> _Rows_:
☆ ☆ ☆ ☆ ☆
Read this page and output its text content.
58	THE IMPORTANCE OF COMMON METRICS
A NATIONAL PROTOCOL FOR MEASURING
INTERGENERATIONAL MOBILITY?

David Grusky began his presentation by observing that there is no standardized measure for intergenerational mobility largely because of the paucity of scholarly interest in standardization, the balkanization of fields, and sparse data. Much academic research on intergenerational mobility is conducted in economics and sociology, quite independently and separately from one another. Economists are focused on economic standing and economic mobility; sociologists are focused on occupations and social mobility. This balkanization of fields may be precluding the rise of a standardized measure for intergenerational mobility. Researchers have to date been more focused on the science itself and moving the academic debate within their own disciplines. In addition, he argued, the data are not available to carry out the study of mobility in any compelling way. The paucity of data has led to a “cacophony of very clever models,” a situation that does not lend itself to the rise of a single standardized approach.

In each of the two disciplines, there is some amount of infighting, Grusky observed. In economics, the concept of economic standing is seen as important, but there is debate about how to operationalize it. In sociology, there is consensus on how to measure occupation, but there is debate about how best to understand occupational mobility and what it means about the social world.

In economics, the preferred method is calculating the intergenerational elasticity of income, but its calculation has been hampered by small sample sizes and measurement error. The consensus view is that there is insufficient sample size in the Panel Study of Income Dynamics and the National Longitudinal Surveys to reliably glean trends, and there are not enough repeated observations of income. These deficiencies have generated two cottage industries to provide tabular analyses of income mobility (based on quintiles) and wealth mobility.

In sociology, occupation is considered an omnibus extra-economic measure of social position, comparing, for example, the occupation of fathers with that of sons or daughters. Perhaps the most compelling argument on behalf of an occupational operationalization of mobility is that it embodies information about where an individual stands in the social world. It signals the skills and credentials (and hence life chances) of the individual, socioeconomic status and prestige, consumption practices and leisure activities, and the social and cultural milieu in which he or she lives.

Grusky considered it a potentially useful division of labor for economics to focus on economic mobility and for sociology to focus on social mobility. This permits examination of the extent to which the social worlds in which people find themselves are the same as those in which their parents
☆ ☆ ☆ ☆ ☆
> _Work required_:
Every line of the data above should be reproduced word for word.

> _Answer to the problem_:
Read this page and output its text content.
58	THE IMPORTANCE OF COMMON METRICS
A NATIONAL PROTOCOL FOR MEASURING
INTERGENERATIONAL MOBILITY?

David Grusky began his presentation by observing that there is no standardized measure for intergenerational mobility largely because of the paucity of scholarly interest in standardization, the balkanization of fields, and sparse data. Much academic research on intergenerational mobility is conducted in economics and sociology, quite independently and separately from one another. Economists are focused on economic standing and economic mobility; sociologists are focused on occupations and social mobility. This balkanization of fields may be precluding the rise of a standardized measure for intergenerational mobility. Researchers have to date been more focused on the science itself and moving the academic debate within their own disciplines. In addition, he argued, the data are not available to carry out the study of mobility in any compelling way. The paucity of data has led to a “cacophony of very clever models,” a situation that does not lend itself to the rise of a single standardized approach.

In each of the two disciplines, there is some amount of infighting, Grusky observed. In economics, the concept of economic standing is seen as important, but there is debate about how to operationalize it. In sociology, there is consensus on how to measure occupation, but there is debate about how best to understand occupational mobility and what it means about the social world.

In economics, the preferred method is calculating the intergenerational elasticity of income, but its calculation has been hampered by small sample sizes and measurement error. The consensus view is that there is insufficient sample size in the Panel Study of Income Dynamics and the National Longitudinal Surveys to reliably glean trends, and there are not enough repeated observations of income. These deficiencies have generated two cottage industries to provide tabular analyses of income mobility (based on quintiles) and wealth mobility.

In sociology, occupation is considered an omnibus extra-economic measure of social position, comparing, for example, the occupation of fathers with that of sons or daughters. Perhaps the most compelling argument on behalf of an occupational operationalization of mobility is that it embodies information about where an individual stands in the social world. It signals the skills and credentials (and hence life chances) of the individual, socioeconomic status and prestige, consumption practices and leisure activities, and the social and cultural milieu in which he or she lives.

Grusky considered it a potentially useful division of labor for economics to focus on economic mobility and for sociology to focus on social mobility. This permits examination of the extent to which the social worlds in which people find themselves are the same as those in which their parents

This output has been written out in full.